> **What you will do**
Return the records, each one exactly as written.

━━━━━━━━━━━━━━━━━━━━━━━━━━━━━━

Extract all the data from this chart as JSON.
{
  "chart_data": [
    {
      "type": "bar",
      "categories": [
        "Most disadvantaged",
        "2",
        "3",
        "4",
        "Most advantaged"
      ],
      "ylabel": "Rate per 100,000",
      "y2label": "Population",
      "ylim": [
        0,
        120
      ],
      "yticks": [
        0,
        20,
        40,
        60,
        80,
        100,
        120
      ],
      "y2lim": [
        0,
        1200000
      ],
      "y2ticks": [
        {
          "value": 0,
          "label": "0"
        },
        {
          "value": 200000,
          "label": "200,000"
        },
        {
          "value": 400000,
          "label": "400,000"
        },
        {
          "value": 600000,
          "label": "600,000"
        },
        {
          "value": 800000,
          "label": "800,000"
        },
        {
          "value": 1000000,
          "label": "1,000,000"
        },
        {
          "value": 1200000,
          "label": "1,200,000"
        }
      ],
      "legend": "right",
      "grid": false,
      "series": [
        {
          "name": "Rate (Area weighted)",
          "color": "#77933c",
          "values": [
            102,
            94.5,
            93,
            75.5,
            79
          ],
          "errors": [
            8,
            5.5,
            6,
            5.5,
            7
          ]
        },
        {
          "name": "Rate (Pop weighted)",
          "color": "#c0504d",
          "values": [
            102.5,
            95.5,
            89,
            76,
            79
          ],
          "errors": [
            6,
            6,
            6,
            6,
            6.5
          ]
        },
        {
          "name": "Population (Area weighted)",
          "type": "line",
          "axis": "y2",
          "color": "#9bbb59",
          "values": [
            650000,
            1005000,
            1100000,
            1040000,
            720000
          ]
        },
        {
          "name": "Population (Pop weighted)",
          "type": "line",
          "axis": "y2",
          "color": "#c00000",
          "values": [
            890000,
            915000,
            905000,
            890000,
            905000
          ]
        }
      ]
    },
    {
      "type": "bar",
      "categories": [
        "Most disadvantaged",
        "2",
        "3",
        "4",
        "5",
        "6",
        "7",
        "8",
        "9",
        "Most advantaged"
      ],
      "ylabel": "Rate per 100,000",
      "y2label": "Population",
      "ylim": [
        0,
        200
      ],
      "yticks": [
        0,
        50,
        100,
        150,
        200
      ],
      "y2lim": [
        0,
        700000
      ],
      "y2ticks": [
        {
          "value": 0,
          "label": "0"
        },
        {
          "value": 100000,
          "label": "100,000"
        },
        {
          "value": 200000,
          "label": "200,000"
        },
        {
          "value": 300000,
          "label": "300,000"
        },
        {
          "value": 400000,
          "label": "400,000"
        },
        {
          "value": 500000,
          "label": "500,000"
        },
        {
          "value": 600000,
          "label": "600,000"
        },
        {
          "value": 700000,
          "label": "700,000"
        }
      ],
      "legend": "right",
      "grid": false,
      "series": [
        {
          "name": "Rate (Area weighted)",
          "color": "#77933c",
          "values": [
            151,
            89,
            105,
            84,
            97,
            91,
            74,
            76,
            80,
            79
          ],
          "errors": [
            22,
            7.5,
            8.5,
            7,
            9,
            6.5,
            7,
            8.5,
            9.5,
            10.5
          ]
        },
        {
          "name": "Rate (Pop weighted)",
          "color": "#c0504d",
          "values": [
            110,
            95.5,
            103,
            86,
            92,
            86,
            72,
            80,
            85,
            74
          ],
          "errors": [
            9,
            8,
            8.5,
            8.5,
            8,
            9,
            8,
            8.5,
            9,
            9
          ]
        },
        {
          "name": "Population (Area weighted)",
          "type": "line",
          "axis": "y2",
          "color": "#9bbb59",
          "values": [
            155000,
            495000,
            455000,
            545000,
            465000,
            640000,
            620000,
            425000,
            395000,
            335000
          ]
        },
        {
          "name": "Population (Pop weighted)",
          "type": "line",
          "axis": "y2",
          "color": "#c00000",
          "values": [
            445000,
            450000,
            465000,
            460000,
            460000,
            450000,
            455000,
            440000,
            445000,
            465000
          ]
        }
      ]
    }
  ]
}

━━━━━━━━━━━━━━━━━━━━━━━━━━━━━━

> **Solution to this exercise**
Extract all the data from this chart as JSON.
{
  "chart_data": [
    {
      "type": "bar",
      "categories": [
        "Most disadvantaged",
        "2",
        "3",
        "4",
        "Most advantaged"
      ],
      "ylabel": "Rate per 100,000",
      "y2label": "Population",
      "ylim": [
        0,
        120
      ],
      "yticks": [
        0,
        20,
        40,
        60,
        80,
        100,
        120
      ],
      "y2lim": [
        0,
        1200000
      ],
      "y2ticks": [
        {
          "value": 0,
          "label": "0"
        },
        {
          "value": 200000,
          "label": "200,000"
        },
        {
          "value": 400000,
          "label": "400,000"
        },
        {
          "value": 600000,
          "label": "600,000"
        },
        {
          "value": 800000,
          "label": "800,000"
        },
        {
          "value": 1000000,
          "label": "1,000,000"
        },
        {
          "value": 1200000,
          "label": "1,200,000"
        }
      ],
      "legend": "right",
      "grid": false,
      "series": [
        {
          "name": "Rate (Area weighted)",
          "color": "#77933c",
          "values": [
            102,
            94.5,
            93,
            75.5,
            79
          ],
          "errors": [
            8,
            5.5,
            6,
            5.5,
            7
          ]
        },
        {
          "name": "Rate (Pop weighted)",
          "color": "#c0504d",
          "values": [
            102.5,
            95.5,
            89,
            76,
            79
          ],
          "errors": [
            6,
            6,
            6,
            6,
            6.5
          ]
        },
        {
          "name": "Population (Area weighted)",
          "type": "line",
          "axis": "y2",
          "color": "#9bbb59",
          "values": [
            650000,
            1005000,
            1100000,
            1040000,
            720000
          ]
        },
        {
          "name": "Population (Pop weighted)",
          "type": "line",
          "axis": "y2",
          "color": "#c00000",
          "values": [
            890000,
            915000,
            905000,
            890000,
            905000
          ]
        }
      ]
    },
    {
      "type": "bar",
      "categories": [
        "Most disadvantaged",
        "2",
        "3",
        "4",
        "5",
        "6",
        "7",
        "8",
        "9",
        "Most advantaged"
      ],
      "ylabel": "Rate per 100,000",
      "y2label": "Population",
      "ylim": [
        0,
        200
      ],
      "yticks": [
        0,
        50,
        100,
        150,
        200
      ],
      "y2lim": [
        0,
        700000
      ],
      "y2ticks": [
        {
          "value": 0,
          "label": "0"
        },
        {
          "value": 100000,
          "label": "100,000"
        },
        {
          "value": 200000,
          "label": "200,000"
        },
        {
          "value": 300000,
          "label": "300,000"
        },
        {
          "value": 400000,
          "label": "400,000"
        },
        {
          "value": 500000,
          "label": "500,000"
        },
        {
          "value": 600000,
          "label": "600,000"
        },
        {
          "value": 700000,
          "label": "700,000"
        }
      ],
      "legend": "right",
      "grid": false,
      "series": [
        {
          "name": "Rate (Area weighted)",
          "color": "#77933c",
          "values": [
            151,
            89,
            105,
            84,
            97,
            91,
            74,
            76,
            80,
            79
          ],
          "errors": [
            22,
            7.5,
            8.5,
            7,
            9,
            6.5,
            7,
            8.5,
            9.5,
            10.5
          ]
        },
        {
          "name": "Rate (Pop weighted)",
          "color": "#c0504d",
          "values": [
            110,
            95.5,
            103,
            86,
            92,
            86,
            72,
            80,
            85,
            74
          ],
          "errors": [
            9,
            8,
            8.5,
            8.5,
            8,
            9,
            8,
            8.5,
            9,
            9
          ]
        },
        {
          "name": "Population (Area weighted)",
          "type": "line",
          "axis": "y2",
          "color": "#9bbb59",
          "values": [
            155000,
            495000,
            455000,
            545000,
            465000,
            640000,
            620000,
            425000,
            395000,
            335000
          ]
        },
        {
          "name": "Population (Pop weighted)",
          "type": "line",
          "axis": "y2",
          "color": "#c00000",
          "values": [
            445000,
            450000,
            465000,
            460000,
            460000,
            450000,
            455000,
            440000,
            445000,
            465000
          ]
        }
      ]
    }
  ]
}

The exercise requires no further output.